## THE EXERCISE
Give the data again, word for word.

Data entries
* start *

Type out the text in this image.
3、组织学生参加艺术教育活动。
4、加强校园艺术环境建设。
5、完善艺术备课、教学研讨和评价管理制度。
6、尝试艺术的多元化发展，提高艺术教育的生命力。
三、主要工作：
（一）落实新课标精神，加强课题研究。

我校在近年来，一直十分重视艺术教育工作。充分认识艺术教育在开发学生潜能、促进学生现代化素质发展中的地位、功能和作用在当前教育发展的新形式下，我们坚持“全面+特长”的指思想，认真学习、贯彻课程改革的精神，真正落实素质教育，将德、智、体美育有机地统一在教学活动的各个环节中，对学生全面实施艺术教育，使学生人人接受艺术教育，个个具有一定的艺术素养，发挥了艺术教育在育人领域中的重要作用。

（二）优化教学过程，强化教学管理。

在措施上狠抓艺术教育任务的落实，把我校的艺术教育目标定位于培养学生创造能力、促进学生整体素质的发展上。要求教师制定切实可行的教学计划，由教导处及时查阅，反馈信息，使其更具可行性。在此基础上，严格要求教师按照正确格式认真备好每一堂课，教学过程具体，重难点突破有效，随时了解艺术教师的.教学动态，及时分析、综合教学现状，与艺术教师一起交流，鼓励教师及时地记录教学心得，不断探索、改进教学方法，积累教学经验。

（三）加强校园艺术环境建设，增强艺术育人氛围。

* end *

## THE ANSWER
Type out the text in this image.
3、组织学生参加艺术教育活动。
4、加强校园艺术环境建设。
5、完善艺术备课、教学研讨和评价管理制度。
6、尝试艺术的多元化发展，提高艺术教育的生命力。
三、主要工作：
（一）落实新课标精神，加强课题研究。

我校在近年来，一直十分重视艺术教育工作。充分认识艺术教育在开发学生潜能、促进学生现代化素质发展中的地位、功能和作用在当前教育发展的新形式下，我们坚持“全面+特长”的指思想，认真学习、贯彻课程改革的精神，真正落实素质教育，将德、智、体美育有机地统一在教学活动的各个环节中，对学生全面实施艺术教育，使学生人人接受艺术教育，个个具有一定的艺术素养，发挥了艺术教育在育人领域中的重要作用。

（二）优化教学过程，强化教学管理。

在措施上狠抓艺术教育任务的落实，把我校的艺术教育目标定位于培养学生创造能力、促进学生整体素质的发展上。要求教师制定切实可行的教学计划，由教导处及时查阅，反馈信息，使其更具可行性。在此基础上，严格要求教师按照正确格式认真备好每一堂课，教学过程具体，重难点突破有效，随时了解艺术教师的.教学动态，及时分析、综合教学现状，与艺术教师一起交流，鼓励教师及时地记录教学心得，不断探索、改进教学方法，积累教学经验。

（三）加强校园艺术环境建设，增强艺术育人氛围。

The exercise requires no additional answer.